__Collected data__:
□ □ □
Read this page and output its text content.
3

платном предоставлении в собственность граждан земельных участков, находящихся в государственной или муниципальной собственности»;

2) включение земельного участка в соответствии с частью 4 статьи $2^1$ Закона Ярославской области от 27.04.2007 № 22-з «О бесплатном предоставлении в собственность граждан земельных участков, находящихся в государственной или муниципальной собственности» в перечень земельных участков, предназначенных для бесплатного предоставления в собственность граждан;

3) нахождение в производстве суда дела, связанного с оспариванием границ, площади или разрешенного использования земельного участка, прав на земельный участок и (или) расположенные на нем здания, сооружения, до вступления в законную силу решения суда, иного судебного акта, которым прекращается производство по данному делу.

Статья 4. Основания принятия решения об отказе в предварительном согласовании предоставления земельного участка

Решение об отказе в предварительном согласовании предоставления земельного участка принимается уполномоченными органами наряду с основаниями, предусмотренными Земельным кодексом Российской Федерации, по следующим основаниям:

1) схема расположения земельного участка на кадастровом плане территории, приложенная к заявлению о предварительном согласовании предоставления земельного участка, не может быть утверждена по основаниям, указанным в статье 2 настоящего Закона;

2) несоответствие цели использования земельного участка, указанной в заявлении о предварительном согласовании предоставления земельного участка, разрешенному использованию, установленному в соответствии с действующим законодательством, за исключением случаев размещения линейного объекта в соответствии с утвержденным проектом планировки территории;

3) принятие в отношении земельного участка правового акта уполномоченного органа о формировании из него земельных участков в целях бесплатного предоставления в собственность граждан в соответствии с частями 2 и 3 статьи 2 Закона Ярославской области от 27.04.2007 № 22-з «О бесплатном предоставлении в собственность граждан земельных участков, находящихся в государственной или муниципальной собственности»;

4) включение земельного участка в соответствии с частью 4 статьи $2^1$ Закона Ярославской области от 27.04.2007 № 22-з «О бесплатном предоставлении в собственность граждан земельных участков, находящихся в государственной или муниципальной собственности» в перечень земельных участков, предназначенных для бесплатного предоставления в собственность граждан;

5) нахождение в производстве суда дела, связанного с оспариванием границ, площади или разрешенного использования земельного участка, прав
□ □ □
__WHAT IS REQUIRED__:
Reproduce the material precisely, including every line.

__IN RESPONSE__:
Read this page and output its text content.
3

платном предоставлении в собственность граждан земельных участков, находящихся в государственной или муниципальной собственности»;

2) включение земельного участка в соответствии с частью 4 статьи $2^1$ Закона Ярославской области от 27.04.2007 № 22-з «О бесплатном предоставлении в собственность граждан земельных участков, находящихся в государственной или муниципальной собственности» в перечень земельных участков, предназначенных для бесплатного предоставления в собственность граждан;

3) нахождение в производстве суда дела, связанного с оспариванием границ, площади или разрешенного использования земельного участка, прав на земельный участок и (или) расположенные на нем здания, сооружения, до вступления в законную силу решения суда, иного судебного акта, которым прекращается производство по данному делу.

Статья 4. Основания принятия решения об отказе в предварительном согласовании предоставления земельного участка

Решение об отказе в предварительном согласовании предоставления земельного участка принимается уполномоченными органами наряду с основаниями, предусмотренными Земельным кодексом Российской Федерации, по следующим основаниям:

1) схема расположения земельного участка на кадастровом плане территории, приложенная к заявлению о предварительном согласовании предоставления земельного участка, не может быть утверждена по основаниям, указанным в статье 2 настоящего Закона;

2) несоответствие цели использования земельного участка, указанной в заявлении о предварительном согласовании предоставления земельного участка, разрешенному использованию, установленному в соответствии с действующим законодательством, за исключением случаев размещения линейного объекта в соответствии с утвержденным проектом планировки территории;

3) принятие в отношении земельного участка правового акта уполномоченного органа о формировании из него земельных участков в целях бесплатного предоставления в собственность граждан в соответствии с частями 2 и 3 статьи 2 Закона Ярославской области от 27.04.2007 № 22-з «О бесплатном предоставлении в собственность граждан земельных участков, находящихся в государственной или муниципальной собственности»;

4) включение земельного участка в соответствии с частью 4 статьи $2^1$ Закона Ярославской области от 27.04.2007 № 22-з «О бесплатном предоставлении в собственность граждан земельных участков, находящихся в государственной или муниципальной собственности» в перечень земельных участков, предназначенных для бесплатного предоставления в собственность граждан;

5) нахождение в производстве суда дела, связанного с оспариванием границ, площади или разрешенного использования земельного участка, прав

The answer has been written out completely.